/---
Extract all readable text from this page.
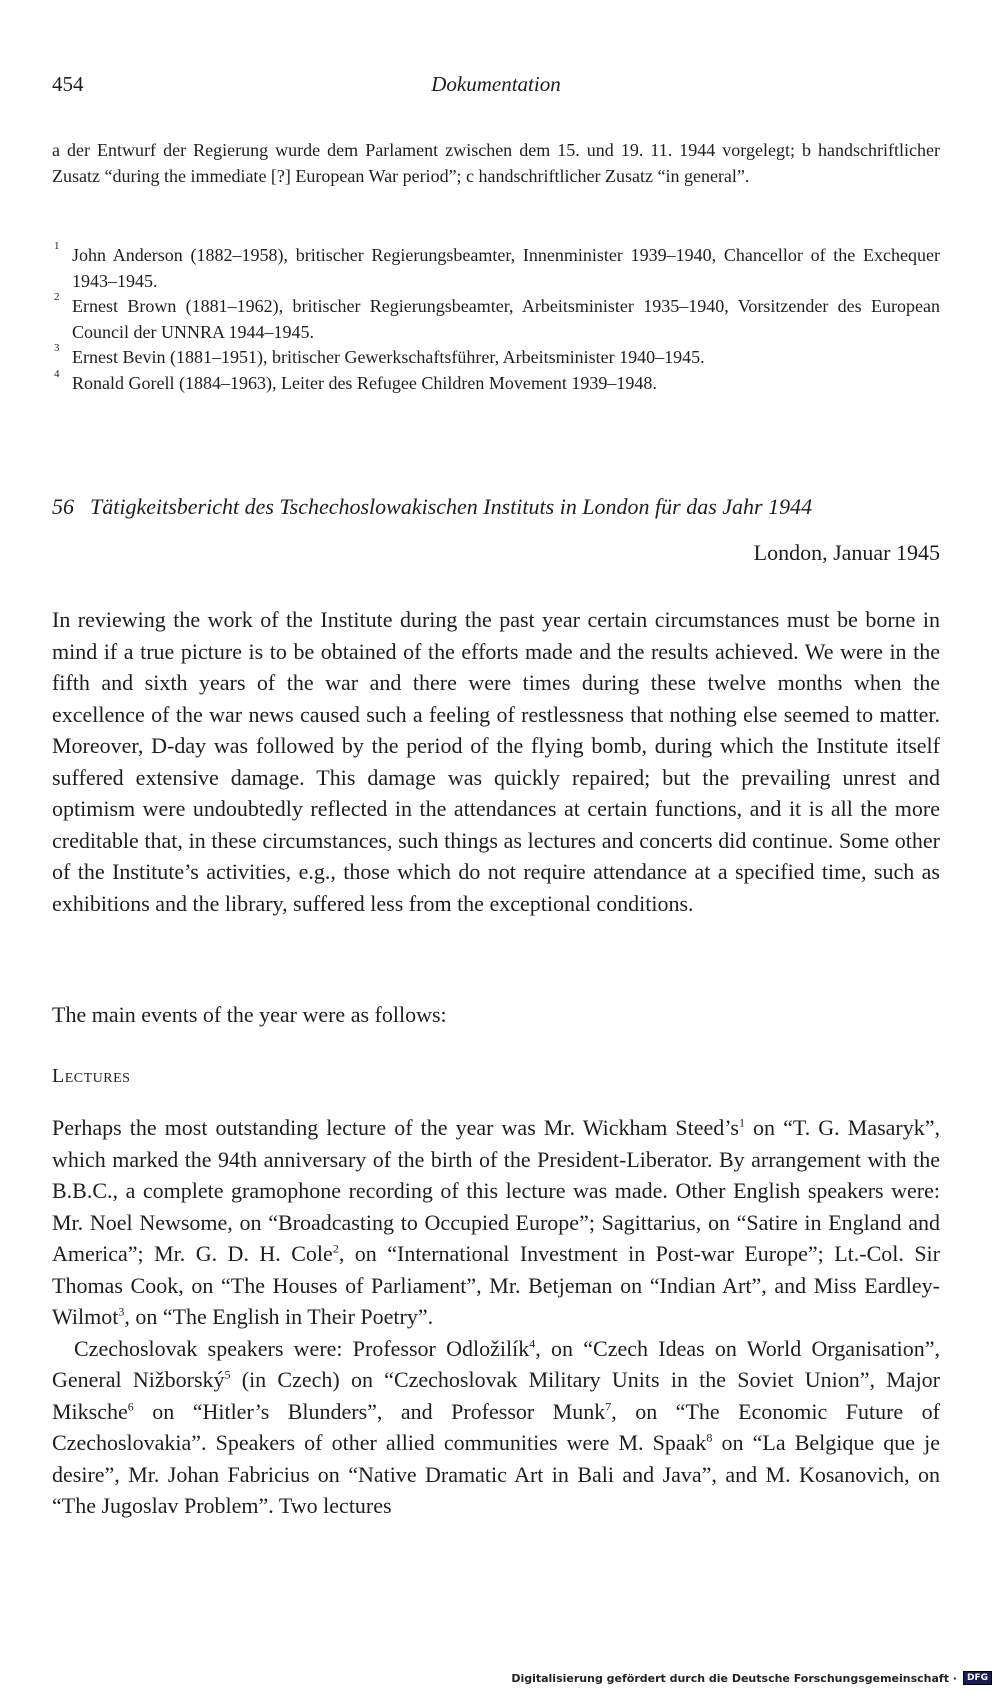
454	Dokumentation
a der Entwurf der Regierung wurde dem Parlament zwischen dem 15. und 19. 11. 1944 vorgelegt; b handschriftlicher Zusatz “during the immediate [?] European War period”; c handschriftlicher Zusatz “in general”.
1 John Anderson (1882–1958), britischer Regierungsbeamter, Innenminister 1939–1940, Chancellor of the Exchequer 1943–1945.
2 Ernest Brown (1881–1962), britischer Regierungsbeamter, Arbeitsminister 1935–1940, Vorsitzender des European Council der UNNRA 1944–1945.
3 Ernest Bevin (1881–1951), britischer Gewerkschaftsführer, Arbeitsminister 1940–1945.
4 Ronald Gorell (1884–1963), Leiter des Refugee Children Movement 1939–1948.
56 Tätigkeitsbericht des Tschechoslowakischen Instituts in London für das Jahr 1944
London, Januar 1945

In reviewing the work of the Institute during the past year certain circumstances must be borne in mind if a true picture is to be obtained of the efforts made and the results achieved. We were in the fifth and sixth years of the war and there were times during these twelve months when the excellence of the war news caused such a feeling of restlessness that nothing else seemed to matter. Moreover, D-day was followed by the period of the flying bomb, during which the Institute itself suffered extensive damage. This damage was quickly repaired; but the prevailing unrest and optimism were undoubtedly reflected in the attendances at certain functions, and it is all the more creditable that, in these circumstances, such things as lectures and concerts did continue. Some other of the Institute’s activities, e.g., those which do not require attendance at a specified time, such as exhibitions and the library, suffered less from the exceptional conditions.

The main events of the year were as follows:

Lectures

Perhaps the most outstanding lecture of the year was Mr. Wickham $Steed’s^1$ on “T. G. Masaryk”, which marked the 94th anniversary of the birth of the President-Liberator. By arrangement with the B.B.C., a complete gramophone recording of this lecture was made. Other English speakers were: Mr. Noel Newsome, on “Broadcasting to Occupied Europe”; Sagittarius, on “Satire in England and America”; Mr. G. D. H. Cole$^2$, on “International Investment in Post-war Europe”; Lt.-Col. Sir Thomas Cook, on “The Houses of Parliament”, Mr. Betjeman on “Indian Art”, and Miss Eardley-Wilmot$^3$, on “The English in Their Poetry”.

Czechoslovak speakers were: Professor Odložilík$^4$, on “Czech Ideas on World Organisation”, General Nižborský$^5$ (in Czech) on “Czechoslovak Military Units in the Soviet Union”, Major Miksche$^6$ on “Hitler’s Blunders”, and Professor Munk$^7$, on “The Economic Future of Czechoslovakia”. Speakers of other allied communities were M. Spaak$^8$ on “La Belgique que je desire”, Mr. Johan Fabricius on “Native Dramatic Art in Bali and Java”, and M. Kosanovich, on “The Jugoslav Problem”. Two lectures

Digitalisierung gefördert durch die Deutsche Forschungsgemeinschaft ·	DFG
\---
Check each line of the records above for the string "Arbeitsminister", and report every line that has it.

2 Ernest Brown (1881–1962), britischer Regierungsbeamter, Arbeitsminister 1935–1940, Vorsitzender des European Council der UNNRA 1944–1945.
3 Ernest Bevin (1881–1951), britischer Gewerkschaftsführer, Arbeitsminister 1940–1945.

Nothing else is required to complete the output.